• **Aim of the task**: Count how many lines contain "Somewhat" and reply with that number only.

• **Given information**:
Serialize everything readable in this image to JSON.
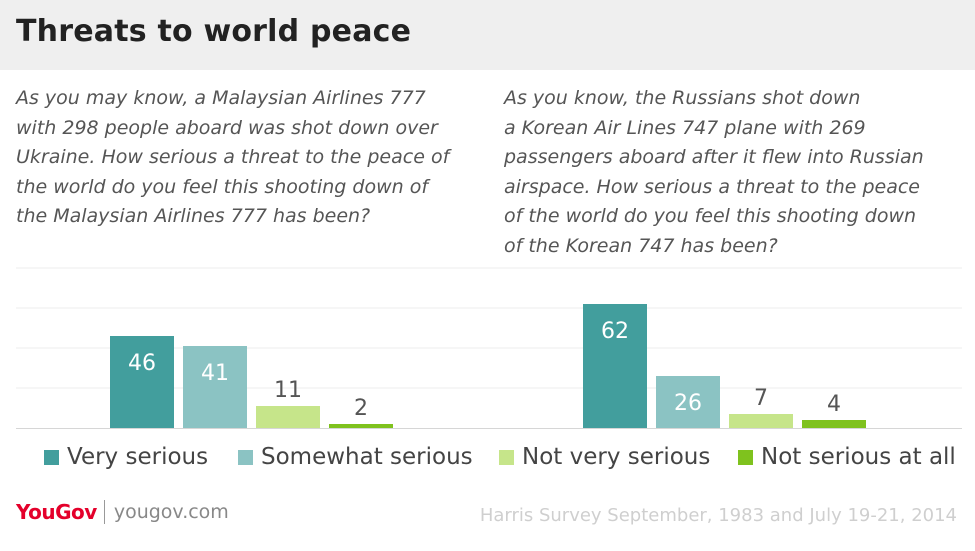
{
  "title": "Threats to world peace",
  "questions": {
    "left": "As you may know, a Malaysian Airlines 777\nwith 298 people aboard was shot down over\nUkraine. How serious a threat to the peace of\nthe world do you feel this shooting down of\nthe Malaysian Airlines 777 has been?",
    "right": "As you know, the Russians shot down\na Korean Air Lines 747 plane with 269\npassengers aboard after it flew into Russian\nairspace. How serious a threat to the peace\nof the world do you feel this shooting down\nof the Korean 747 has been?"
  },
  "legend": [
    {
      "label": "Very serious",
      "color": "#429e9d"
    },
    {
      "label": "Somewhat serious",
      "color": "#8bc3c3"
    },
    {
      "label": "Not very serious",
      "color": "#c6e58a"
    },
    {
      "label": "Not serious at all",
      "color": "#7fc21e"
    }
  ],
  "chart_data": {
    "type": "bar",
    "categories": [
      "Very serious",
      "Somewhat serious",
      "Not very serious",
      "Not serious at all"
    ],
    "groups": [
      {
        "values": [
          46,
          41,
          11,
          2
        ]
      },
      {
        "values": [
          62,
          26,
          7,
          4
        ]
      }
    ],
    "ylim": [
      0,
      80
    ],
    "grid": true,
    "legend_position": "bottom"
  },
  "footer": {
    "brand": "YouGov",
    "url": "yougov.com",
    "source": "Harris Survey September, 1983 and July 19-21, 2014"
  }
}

• **Solution for this problem**: 2